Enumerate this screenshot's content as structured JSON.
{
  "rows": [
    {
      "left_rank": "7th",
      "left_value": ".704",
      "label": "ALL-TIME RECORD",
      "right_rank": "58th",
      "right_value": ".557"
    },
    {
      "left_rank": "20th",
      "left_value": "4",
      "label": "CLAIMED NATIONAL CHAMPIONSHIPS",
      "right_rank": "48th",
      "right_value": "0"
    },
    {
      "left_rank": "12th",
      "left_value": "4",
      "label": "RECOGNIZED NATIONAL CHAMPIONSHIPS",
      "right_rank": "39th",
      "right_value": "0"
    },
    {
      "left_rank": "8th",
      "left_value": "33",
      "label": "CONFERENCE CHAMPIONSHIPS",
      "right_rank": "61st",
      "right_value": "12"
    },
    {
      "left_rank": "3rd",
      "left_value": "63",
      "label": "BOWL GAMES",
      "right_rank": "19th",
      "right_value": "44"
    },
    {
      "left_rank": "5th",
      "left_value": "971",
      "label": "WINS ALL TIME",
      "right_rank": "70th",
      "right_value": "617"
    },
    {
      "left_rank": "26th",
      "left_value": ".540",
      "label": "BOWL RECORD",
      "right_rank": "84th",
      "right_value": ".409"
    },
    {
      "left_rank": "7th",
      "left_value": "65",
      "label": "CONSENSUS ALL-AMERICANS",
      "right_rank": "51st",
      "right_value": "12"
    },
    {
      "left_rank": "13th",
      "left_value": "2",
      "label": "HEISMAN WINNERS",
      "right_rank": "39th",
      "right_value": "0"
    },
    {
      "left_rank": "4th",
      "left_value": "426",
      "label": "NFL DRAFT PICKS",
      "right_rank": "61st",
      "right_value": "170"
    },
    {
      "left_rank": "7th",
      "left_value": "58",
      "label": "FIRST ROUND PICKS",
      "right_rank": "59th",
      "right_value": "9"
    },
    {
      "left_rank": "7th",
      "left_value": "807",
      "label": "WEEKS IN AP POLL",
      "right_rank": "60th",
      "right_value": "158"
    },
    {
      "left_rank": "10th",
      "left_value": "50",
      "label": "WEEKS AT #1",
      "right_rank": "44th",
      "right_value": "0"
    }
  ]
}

━━━━━━━━━━

Return the material exactly as it stands.

**Answer for the task:**
Enumerate this screenshot's content as structured JSON.
{
  "rows": [
    {
      "left_rank": "7th",
      "left_value": ".704",
      "label": "ALL-TIME RECORD",
      "right_rank": "58th",
      "right_value": ".557"
    },
    {
      "left_rank": "20th",
      "left_value": "4",
      "label": "CLAIMED NATIONAL CHAMPIONSHIPS",
      "right_rank": "48th",
      "right_value": "0"
    },
    {
      "left_rank": "12th",
      "left_value": "4",
      "label": "RECOGNIZED NATIONAL CHAMPIONSHIPS",
      "right_rank": "39th",
      "right_value": "0"
    },
    {
      "left_rank": "8th",
      "left_value": "33",
      "label": "CONFERENCE CHAMPIONSHIPS",
      "right_rank": "61st",
      "right_value": "12"
    },
    {
      "left_rank": "3rd",
      "left_value": "63",
      "label": "BOWL GAMES",
      "right_rank": "19th",
      "right_value": "44"
    },
    {
      "left_rank": "5th",
      "left_value": "971",
      "label": "WINS ALL TIME",
      "right_rank": "70th",
      "right_value": "617"
    },
    {
      "left_rank": "26th",
      "left_value": ".540",
      "label": "BOWL RECORD",
      "right_rank": "84th",
      "right_value": ".409"
    },
    {
      "left_rank": "7th",
      "left_value": "65",
      "label": "CONSENSUS ALL-AMERICANS",
      "right_rank": "51st",
      "right_value": "12"
    },
    {
      "left_rank": "13th",
      "left_value": "2",
      "label": "HEISMAN WINNERS",
      "right_rank": "39th",
      "right_value": "0"
    },
    {
      "left_rank": "4th",
      "left_value": "426",
      "label": "NFL DRAFT PICKS",
      "right_rank": "61st",
      "right_value": "170"
    },
    {
      "left_rank": "7th",
      "left_value": "58",
      "label": "FIRST ROUND PICKS",
      "right_rank": "59th",
      "right_value": "9"
    },
    {
      "left_rank": "7th",
      "left_value": "807",
      "label": "WEEKS IN AP POLL",
      "right_rank": "60th",
      "right_value": "158"
    },
    {
      "left_rank": "10th",
      "left_value": "50",
      "label": "WEEKS AT #1",
      "right_rank": "44th",
      "right_value": "0"
    }
  ]
}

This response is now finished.